» **What needs to be done**
Each entry should be quoted word for word, including every mark of punctuation.

» **Exercise input**
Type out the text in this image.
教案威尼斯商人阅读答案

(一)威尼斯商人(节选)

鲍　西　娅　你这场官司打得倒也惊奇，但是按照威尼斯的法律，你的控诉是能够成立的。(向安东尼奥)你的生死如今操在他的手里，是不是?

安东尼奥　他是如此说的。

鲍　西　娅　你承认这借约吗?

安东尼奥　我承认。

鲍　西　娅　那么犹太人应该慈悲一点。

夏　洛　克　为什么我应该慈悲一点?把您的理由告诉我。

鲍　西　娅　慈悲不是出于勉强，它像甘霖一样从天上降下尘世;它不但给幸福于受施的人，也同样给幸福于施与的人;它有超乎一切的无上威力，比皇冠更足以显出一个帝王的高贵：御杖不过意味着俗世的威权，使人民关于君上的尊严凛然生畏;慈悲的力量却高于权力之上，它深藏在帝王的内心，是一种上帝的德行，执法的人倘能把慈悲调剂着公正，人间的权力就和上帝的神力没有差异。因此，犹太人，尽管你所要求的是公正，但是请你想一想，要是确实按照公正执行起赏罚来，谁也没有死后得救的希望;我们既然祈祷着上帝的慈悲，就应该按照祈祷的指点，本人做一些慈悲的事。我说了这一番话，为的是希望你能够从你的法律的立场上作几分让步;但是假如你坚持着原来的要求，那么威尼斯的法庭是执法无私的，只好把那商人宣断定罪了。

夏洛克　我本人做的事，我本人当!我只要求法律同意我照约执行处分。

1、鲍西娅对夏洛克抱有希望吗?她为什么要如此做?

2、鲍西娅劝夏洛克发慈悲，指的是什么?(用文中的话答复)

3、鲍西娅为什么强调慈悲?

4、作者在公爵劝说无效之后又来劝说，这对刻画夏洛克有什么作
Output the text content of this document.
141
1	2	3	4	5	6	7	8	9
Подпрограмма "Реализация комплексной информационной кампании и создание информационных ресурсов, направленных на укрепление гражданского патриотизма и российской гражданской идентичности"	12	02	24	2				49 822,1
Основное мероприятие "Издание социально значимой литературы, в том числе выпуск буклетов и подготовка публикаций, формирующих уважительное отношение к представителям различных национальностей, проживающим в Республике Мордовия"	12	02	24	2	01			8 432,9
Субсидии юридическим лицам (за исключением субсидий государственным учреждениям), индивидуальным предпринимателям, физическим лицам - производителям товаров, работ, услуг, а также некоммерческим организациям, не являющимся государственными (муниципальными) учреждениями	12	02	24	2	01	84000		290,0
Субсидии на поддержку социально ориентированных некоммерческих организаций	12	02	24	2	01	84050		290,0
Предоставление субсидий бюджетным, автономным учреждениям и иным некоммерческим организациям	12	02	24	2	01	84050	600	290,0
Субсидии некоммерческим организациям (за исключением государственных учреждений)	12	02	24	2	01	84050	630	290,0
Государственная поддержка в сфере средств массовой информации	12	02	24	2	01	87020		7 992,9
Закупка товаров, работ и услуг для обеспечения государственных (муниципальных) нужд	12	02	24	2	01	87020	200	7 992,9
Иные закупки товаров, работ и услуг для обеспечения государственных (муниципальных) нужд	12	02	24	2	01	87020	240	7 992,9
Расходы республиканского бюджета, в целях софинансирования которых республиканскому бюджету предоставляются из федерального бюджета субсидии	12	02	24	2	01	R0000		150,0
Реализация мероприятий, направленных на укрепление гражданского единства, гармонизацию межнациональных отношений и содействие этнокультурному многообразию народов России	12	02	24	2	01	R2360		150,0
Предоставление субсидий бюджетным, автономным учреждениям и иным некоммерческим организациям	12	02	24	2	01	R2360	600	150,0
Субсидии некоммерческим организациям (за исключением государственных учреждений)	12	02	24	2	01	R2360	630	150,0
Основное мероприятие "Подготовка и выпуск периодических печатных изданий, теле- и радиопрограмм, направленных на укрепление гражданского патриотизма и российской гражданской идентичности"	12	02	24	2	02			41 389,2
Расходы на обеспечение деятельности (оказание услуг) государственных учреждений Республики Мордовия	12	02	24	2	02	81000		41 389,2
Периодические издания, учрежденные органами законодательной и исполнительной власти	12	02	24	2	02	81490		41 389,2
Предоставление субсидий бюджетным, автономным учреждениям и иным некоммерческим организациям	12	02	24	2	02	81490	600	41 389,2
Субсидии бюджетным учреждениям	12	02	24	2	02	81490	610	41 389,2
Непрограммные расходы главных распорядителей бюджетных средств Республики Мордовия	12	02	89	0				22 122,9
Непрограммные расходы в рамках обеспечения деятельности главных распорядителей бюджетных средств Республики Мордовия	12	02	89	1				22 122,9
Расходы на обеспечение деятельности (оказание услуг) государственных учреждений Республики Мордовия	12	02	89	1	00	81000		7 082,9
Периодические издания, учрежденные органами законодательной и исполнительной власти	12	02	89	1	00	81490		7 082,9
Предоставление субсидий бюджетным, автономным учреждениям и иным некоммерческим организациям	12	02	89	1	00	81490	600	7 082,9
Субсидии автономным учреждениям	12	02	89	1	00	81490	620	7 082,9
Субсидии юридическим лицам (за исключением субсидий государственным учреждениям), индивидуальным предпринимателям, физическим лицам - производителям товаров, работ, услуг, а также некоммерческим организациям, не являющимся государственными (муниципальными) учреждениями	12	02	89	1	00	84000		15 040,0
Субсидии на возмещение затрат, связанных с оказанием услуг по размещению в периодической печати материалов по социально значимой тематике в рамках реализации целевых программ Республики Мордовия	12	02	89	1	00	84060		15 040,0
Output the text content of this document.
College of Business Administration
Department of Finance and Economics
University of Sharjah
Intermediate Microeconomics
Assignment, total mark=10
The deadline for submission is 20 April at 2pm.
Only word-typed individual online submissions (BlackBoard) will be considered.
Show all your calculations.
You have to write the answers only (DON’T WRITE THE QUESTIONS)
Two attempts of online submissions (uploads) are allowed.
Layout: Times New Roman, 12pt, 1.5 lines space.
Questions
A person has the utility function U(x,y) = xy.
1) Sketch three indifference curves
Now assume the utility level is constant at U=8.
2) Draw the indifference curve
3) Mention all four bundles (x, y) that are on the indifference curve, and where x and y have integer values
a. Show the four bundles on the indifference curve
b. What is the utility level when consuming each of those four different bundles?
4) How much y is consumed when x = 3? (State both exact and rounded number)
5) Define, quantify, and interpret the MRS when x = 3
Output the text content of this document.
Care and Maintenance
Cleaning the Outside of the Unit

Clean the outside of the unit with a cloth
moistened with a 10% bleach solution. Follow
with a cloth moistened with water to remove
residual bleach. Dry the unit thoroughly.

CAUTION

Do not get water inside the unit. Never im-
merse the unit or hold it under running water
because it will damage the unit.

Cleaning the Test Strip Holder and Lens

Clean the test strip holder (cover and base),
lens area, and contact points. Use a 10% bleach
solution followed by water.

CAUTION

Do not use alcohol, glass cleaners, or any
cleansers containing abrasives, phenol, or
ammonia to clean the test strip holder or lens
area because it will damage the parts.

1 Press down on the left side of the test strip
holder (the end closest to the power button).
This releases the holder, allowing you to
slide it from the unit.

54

» **Response to this exercise**
Type out the text in this image.
教案威尼斯商人阅读答案

(一)威尼斯商人(节选)

鲍　西　娅　你这场官司打得倒也惊奇，但是按照威尼斯的法律，你的控诉是能够成立的。(向安东尼奥)你的生死如今操在他的手里，是不是?

安东尼奥　他是如此说的。

鲍　西　娅　你承认这借约吗?

安东尼奥　我承认。

鲍　西　娅　那么犹太人应该慈悲一点。

夏　洛　克　为什么我应该慈悲一点?把您的理由告诉我。

鲍　西　娅　慈悲不是出于勉强，它像甘霖一样从天上降下尘世;它不但给幸福于受施的人，也同样给幸福于施与的人;它有超乎一切的无上威力，比皇冠更足以显出一个帝王的高贵：御杖不过意味着俗世的威权，使人民关于君上的尊严凛然生畏;慈悲的力量却高于权力之上，它深藏在帝王的内心，是一种上帝的德行，执法的人倘能把慈悲调剂着公正，人间的权力就和上帝的神力没有差异。因此，犹太人，尽管你所要求的是公正，但是请你想一想，要是确实按照公正执行起赏罚来，谁也没有死后得救的希望;我们既然祈祷着上帝的慈悲，就应该按照祈祷的指点，本人做一些慈悲的事。我说了这一番话，为的是希望你能够从你的法律的立场上作几分让步;但是假如你坚持着原来的要求，那么威尼斯的法庭是执法无私的，只好把那商人宣断定罪了。

夏洛克　我本人做的事，我本人当!我只要求法律同意我照约执行处分。

1、鲍西娅对夏洛克抱有希望吗?她为什么要如此做?

2、鲍西娅劝夏洛克发慈悲，指的是什么?(用文中的话答复)

3、鲍西娅为什么强调慈悲?

4、作者在公爵劝说无效之后又来劝说，这对刻画夏洛克有什么作
Output the text content of this document.
141
1	2	3	4	5	6	7	8	9
Подпрограмма "Реализация комплексной информационной кампании и создание информационных ресурсов, направленных на укрепление гражданского патриотизма и российской гражданской идентичности"	12	02	24	2				49 822,1
Основное мероприятие "Издание социально значимой литературы, в том числе выпуск буклетов и подготовка публикаций, формирующих уважительное отношение к представителям различных национальностей, проживающим в Республике Мордовия"	12	02	24	2	01			8 432,9
Субсидии юридическим лицам (за исключением субсидий государственным учреждениям), индивидуальным предпринимателям, физическим лицам - производителям товаров, работ, услуг, а также некоммерческим организациям, не являющимся государственными (муниципальными) учреждениями	12	02	24	2	01	84000		290,0
Субсидии на поддержку социально ориентированных некоммерческих организаций	12	02	24	2	01	84050		290,0
Предоставление субсидий бюджетным, автономным учреждениям и иным некоммерческим организациям	12	02	24	2	01	84050	600	290,0
Субсидии некоммерческим организациям (за исключением государственных учреждений)	12	02	24	2	01	84050	630	290,0
Государственная поддержка в сфере средств массовой информации	12	02	24	2	01	87020		7 992,9
Закупка товаров, работ и услуг для обеспечения государственных (муниципальных) нужд	12	02	24	2	01	87020	200	7 992,9
Иные закупки товаров, работ и услуг для обеспечения государственных (муниципальных) нужд	12	02	24	2	01	87020	240	7 992,9
Расходы республиканского бюджета, в целях софинансирования которых республиканскому бюджету предоставляются из федерального бюджета субсидии	12	02	24	2	01	R0000		150,0
Реализация мероприятий, направленных на укрепление гражданского единства, гармонизацию межнациональных отношений и содействие этнокультурному многообразию народов России	12	02	24	2	01	R2360		150,0
Предоставление субсидий бюджетным, автономным учреждениям и иным некоммерческим организациям	12	02	24	2	01	R2360	600	150,0
Субсидии некоммерческим организациям (за исключением государственных учреждений)	12	02	24	2	01	R2360	630	150,0
Основное мероприятие "Подготовка и выпуск периодических печатных изданий, теле- и радиопрограмм, направленных на укрепление гражданского патриотизма и российской гражданской идентичности"	12	02	24	2	02			41 389,2
Расходы на обеспечение деятельности (оказание услуг) государственных учреждений Республики Мордовия	12	02	24	2	02	81000		41 389,2
Периодические издания, учрежденные органами законодательной и исполнительной власти	12	02	24	2	02	81490		41 389,2
Предоставление субсидий бюджетным, автономным учреждениям и иным некоммерческим организациям	12	02	24	2	02	81490	600	41 389,2
Субсидии бюджетным учреждениям	12	02	24	2	02	81490	610	41 389,2
Непрограммные расходы главных распорядителей бюджетных средств Республики Мордовия	12	02	89	0				22 122,9
Непрограммные расходы в рамках обеспечения деятельности главных распорядителей бюджетных средств Республики Мордовия	12	02	89	1				22 122,9
Расходы на обеспечение деятельности (оказание услуг) государственных учреждений Республики Мордовия	12	02	89	1	00	81000		7 082,9
Периодические издания, учрежденные органами законодательной и исполнительной власти	12	02	89	1	00	81490		7 082,9
Предоставление субсидий бюджетным, автономным учреждениям и иным некоммерческим организациям	12	02	89	1	00	81490	600	7 082,9
Субсидии автономным учреждениям	12	02	89	1	00	81490	620	7 082,9
Субсидии юридическим лицам (за исключением субсидий государственным учреждениям), индивидуальным предпринимателям, физическим лицам - производителям товаров, работ, услуг, а также некоммерческим организациям, не являющимся государственными (муниципальными) учреждениями	12	02	89	1	00	84000		15 040,0
Субсидии на возмещение затрат, связанных с оказанием услуг по размещению в периодической печати материалов по социально значимой тематике в рамках реализации целевых программ Республики Мордовия	12	02	89	1	00	84060		15 040,0
Output the text content of this document.
College of Business Administration
Department of Finance and Economics
University of Sharjah
Intermediate Microeconomics
Assignment, total mark=10
The deadline for submission is 20 April at 2pm.
Only word-typed individual online submissions (BlackBoard) will be considered.
Show all your calculations.
You have to write the answers only (DON’T WRITE THE QUESTIONS)
Two attempts of online submissions (uploads) are allowed.
Layout: Times New Roman, 12pt, 1.5 lines space.
Questions
A person has the utility function U(x,y) = xy.
1) Sketch three indifference curves
Now assume the utility level is constant at U=8.
2) Draw the indifference curve
3) Mention all four bundles (x, y) that are on the indifference curve, and where x and y have integer values
a. Show the four bundles on the indifference curve
b. What is the utility level when consuming each of those four different bundles?
4) How much y is consumed when x = 3? (State both exact and rounded number)
5) Define, quantify, and interpret the MRS when x = 3
Output the text content of this document.
Care and Maintenance
Cleaning the Outside of the Unit

Clean the outside of the unit with a cloth
moistened with a 10% bleach solution. Follow
with a cloth moistened with water to remove
residual bleach. Dry the unit thoroughly.

CAUTION

Do not get water inside the unit. Never im-
merse the unit or hold it under running water
because it will damage the unit.

Cleaning the Test Strip Holder and Lens

Clean the test strip holder (cover and base),
lens area, and contact points. Use a 10% bleach
solution followed by water.

CAUTION

Do not use alcohol, glass cleaners, or any
cleansers containing abrasives, phenol, or
ammonia to clean the test strip holder or lens
area because it will damage the parts.

1 Press down on the left side of the test strip
holder (the end closest to the power button).
This releases the holder, allowing you to
slide it from the unit.

54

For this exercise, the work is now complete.